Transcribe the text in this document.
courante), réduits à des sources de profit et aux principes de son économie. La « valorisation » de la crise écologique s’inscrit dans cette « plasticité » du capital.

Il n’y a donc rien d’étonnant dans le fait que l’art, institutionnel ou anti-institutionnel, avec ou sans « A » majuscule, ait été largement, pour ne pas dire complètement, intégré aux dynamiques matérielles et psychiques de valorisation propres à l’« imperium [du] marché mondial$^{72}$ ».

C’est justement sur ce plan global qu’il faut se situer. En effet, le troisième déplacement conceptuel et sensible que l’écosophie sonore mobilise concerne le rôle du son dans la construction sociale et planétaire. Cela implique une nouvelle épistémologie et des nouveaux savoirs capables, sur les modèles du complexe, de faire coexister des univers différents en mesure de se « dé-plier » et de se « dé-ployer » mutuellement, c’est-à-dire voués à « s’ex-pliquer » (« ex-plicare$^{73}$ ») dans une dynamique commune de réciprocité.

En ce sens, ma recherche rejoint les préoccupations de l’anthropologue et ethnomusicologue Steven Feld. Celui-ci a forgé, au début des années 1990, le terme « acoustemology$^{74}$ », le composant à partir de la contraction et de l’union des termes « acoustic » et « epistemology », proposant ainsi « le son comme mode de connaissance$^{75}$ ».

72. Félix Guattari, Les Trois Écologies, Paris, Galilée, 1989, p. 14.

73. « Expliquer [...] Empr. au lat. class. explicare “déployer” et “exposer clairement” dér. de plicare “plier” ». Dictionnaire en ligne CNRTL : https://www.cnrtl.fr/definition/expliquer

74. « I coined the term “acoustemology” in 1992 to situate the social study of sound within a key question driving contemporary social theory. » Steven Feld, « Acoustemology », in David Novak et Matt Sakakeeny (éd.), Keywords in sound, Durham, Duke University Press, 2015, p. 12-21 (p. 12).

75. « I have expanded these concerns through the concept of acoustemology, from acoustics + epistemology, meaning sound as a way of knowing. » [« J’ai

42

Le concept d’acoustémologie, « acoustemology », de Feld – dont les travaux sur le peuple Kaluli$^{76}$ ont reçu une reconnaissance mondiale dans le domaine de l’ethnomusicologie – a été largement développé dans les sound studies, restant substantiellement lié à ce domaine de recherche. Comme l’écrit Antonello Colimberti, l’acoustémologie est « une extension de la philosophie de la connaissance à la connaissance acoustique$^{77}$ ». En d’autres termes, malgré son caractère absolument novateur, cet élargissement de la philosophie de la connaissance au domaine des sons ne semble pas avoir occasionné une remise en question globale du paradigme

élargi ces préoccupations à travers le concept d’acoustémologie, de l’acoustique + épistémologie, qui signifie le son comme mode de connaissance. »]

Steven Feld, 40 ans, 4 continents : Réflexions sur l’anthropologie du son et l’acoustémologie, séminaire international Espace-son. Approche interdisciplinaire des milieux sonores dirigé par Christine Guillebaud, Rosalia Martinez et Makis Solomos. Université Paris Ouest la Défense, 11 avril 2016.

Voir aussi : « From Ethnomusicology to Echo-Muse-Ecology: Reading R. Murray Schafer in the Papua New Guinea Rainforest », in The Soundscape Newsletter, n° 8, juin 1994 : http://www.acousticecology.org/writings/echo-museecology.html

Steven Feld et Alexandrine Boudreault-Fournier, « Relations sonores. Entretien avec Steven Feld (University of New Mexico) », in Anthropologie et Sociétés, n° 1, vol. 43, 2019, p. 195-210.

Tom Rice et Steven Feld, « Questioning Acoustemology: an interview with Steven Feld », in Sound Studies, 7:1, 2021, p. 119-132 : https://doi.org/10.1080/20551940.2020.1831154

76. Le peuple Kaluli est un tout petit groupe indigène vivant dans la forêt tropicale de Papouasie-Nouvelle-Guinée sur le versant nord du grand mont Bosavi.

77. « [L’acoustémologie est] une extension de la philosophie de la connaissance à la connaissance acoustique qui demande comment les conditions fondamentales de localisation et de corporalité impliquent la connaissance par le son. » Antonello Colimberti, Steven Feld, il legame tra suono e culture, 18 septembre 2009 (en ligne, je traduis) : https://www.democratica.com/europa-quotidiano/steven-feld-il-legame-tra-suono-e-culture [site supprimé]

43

(WRITTEN PROBLEM): Tally the lines in the entries above that hold the word "Kaluli". Reply with nothing but that count.

(OUTPUT): 2